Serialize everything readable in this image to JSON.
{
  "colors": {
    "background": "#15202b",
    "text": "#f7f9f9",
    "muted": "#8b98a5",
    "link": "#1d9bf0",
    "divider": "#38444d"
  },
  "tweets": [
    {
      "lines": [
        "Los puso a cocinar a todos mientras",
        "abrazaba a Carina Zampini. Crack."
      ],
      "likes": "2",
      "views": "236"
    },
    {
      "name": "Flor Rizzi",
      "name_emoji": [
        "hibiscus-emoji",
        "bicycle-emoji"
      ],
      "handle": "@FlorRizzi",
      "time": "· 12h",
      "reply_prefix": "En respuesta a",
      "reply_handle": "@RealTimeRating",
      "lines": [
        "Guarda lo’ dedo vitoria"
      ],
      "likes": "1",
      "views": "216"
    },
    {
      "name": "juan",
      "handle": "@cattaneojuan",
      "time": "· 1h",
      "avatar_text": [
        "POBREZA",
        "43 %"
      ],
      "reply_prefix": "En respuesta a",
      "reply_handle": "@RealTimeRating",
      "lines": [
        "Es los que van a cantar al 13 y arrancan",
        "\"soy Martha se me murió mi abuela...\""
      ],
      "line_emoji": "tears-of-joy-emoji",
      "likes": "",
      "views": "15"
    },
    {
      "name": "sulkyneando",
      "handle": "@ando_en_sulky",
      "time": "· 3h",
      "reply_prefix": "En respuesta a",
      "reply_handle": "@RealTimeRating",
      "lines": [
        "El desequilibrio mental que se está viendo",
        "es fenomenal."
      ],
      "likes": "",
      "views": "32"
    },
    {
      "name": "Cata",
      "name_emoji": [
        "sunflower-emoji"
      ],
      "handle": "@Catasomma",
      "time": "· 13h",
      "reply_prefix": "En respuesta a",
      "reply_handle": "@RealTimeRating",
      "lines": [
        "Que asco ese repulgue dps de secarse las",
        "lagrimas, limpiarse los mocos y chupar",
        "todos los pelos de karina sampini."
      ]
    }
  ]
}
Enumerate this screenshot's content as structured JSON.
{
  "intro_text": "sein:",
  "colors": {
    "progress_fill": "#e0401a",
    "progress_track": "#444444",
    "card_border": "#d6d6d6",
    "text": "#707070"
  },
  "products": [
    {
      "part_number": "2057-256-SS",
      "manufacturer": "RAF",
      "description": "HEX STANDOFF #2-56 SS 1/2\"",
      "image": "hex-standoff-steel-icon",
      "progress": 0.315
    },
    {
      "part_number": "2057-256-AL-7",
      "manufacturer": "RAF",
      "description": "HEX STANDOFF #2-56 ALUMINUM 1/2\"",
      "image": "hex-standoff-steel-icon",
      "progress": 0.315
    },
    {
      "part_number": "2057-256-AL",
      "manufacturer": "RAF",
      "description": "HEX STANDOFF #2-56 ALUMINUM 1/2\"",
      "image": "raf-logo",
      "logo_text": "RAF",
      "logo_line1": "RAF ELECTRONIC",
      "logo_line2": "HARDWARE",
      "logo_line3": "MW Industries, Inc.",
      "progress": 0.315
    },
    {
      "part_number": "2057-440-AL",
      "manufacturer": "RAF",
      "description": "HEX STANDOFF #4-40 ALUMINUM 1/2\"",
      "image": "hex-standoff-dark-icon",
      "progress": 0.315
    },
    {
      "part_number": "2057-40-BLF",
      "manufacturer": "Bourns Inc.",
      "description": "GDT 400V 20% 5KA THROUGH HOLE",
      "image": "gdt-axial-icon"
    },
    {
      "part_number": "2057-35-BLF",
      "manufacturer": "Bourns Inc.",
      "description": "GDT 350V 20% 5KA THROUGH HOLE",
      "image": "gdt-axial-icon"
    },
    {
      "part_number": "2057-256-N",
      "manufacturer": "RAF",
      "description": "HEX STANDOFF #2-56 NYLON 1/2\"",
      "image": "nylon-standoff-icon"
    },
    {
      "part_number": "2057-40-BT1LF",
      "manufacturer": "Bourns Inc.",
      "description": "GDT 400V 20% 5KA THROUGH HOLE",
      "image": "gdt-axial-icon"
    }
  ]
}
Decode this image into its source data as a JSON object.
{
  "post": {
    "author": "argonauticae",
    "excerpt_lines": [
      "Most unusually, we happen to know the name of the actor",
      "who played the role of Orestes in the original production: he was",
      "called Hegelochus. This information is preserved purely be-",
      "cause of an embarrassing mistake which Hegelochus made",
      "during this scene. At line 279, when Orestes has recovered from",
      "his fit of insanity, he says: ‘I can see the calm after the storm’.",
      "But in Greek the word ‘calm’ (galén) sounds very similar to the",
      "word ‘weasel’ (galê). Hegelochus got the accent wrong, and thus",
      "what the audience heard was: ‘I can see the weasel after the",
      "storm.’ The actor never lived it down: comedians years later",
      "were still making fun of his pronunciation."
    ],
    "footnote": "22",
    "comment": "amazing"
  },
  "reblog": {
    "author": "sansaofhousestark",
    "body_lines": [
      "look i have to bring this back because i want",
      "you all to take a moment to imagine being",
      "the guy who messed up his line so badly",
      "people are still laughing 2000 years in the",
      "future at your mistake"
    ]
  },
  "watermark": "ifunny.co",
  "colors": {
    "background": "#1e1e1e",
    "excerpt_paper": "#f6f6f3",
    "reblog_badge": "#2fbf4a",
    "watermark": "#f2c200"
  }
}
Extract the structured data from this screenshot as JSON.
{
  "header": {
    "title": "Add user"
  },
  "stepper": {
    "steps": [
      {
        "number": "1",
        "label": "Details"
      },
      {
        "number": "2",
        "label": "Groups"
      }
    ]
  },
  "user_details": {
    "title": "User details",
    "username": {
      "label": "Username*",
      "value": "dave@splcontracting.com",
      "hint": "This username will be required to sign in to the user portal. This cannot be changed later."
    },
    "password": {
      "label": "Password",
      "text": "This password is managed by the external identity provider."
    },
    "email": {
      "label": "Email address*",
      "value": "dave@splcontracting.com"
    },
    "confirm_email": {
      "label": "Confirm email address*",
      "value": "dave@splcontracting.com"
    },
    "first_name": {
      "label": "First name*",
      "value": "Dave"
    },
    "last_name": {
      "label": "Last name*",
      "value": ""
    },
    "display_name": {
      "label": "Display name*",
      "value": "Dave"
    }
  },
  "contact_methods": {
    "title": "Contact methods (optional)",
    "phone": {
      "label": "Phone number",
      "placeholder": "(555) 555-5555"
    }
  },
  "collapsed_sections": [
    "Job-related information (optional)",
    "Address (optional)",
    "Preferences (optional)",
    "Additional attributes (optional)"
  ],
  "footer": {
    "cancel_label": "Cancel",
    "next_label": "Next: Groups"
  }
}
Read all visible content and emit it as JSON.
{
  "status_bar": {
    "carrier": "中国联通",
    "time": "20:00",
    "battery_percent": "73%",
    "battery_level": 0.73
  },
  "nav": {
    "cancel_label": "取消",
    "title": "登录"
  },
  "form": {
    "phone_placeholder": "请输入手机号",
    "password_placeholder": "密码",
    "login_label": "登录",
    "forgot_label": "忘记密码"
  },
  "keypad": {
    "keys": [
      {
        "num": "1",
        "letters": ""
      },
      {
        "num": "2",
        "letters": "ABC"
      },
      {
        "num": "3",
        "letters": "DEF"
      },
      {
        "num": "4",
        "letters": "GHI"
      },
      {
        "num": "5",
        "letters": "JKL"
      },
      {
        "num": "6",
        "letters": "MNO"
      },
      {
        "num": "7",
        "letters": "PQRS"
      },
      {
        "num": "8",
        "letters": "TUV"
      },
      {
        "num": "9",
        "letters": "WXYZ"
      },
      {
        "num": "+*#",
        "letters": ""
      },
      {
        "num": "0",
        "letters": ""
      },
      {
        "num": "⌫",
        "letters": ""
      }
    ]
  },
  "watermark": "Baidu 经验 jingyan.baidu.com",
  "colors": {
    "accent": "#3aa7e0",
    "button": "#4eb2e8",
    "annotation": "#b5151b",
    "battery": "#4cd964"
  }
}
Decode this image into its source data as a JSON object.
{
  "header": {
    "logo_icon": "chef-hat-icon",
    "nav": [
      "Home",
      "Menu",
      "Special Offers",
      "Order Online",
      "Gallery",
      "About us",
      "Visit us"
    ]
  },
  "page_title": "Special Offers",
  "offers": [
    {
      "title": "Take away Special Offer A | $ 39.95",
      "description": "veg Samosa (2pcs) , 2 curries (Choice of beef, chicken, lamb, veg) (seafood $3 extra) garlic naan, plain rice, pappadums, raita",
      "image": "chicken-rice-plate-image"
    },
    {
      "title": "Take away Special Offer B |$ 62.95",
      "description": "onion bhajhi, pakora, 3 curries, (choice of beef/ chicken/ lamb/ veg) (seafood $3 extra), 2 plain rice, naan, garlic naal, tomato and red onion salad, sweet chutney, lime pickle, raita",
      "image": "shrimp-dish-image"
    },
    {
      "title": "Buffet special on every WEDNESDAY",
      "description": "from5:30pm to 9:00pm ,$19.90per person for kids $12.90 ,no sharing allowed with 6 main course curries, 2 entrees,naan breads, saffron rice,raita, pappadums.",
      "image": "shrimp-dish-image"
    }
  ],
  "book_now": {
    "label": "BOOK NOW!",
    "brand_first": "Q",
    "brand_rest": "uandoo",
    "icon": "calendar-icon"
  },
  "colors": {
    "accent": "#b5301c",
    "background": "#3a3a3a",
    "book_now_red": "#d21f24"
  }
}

☆ ☆ ☆ ☆ ☆

Task requirements: Show all lines in the entries above where the string "after" appears.

Solution:
      "his fit of insanity, he says: ‘I can see the calm after the storm’.",
      "what the audience heard was: ‘I can see the weasel after the",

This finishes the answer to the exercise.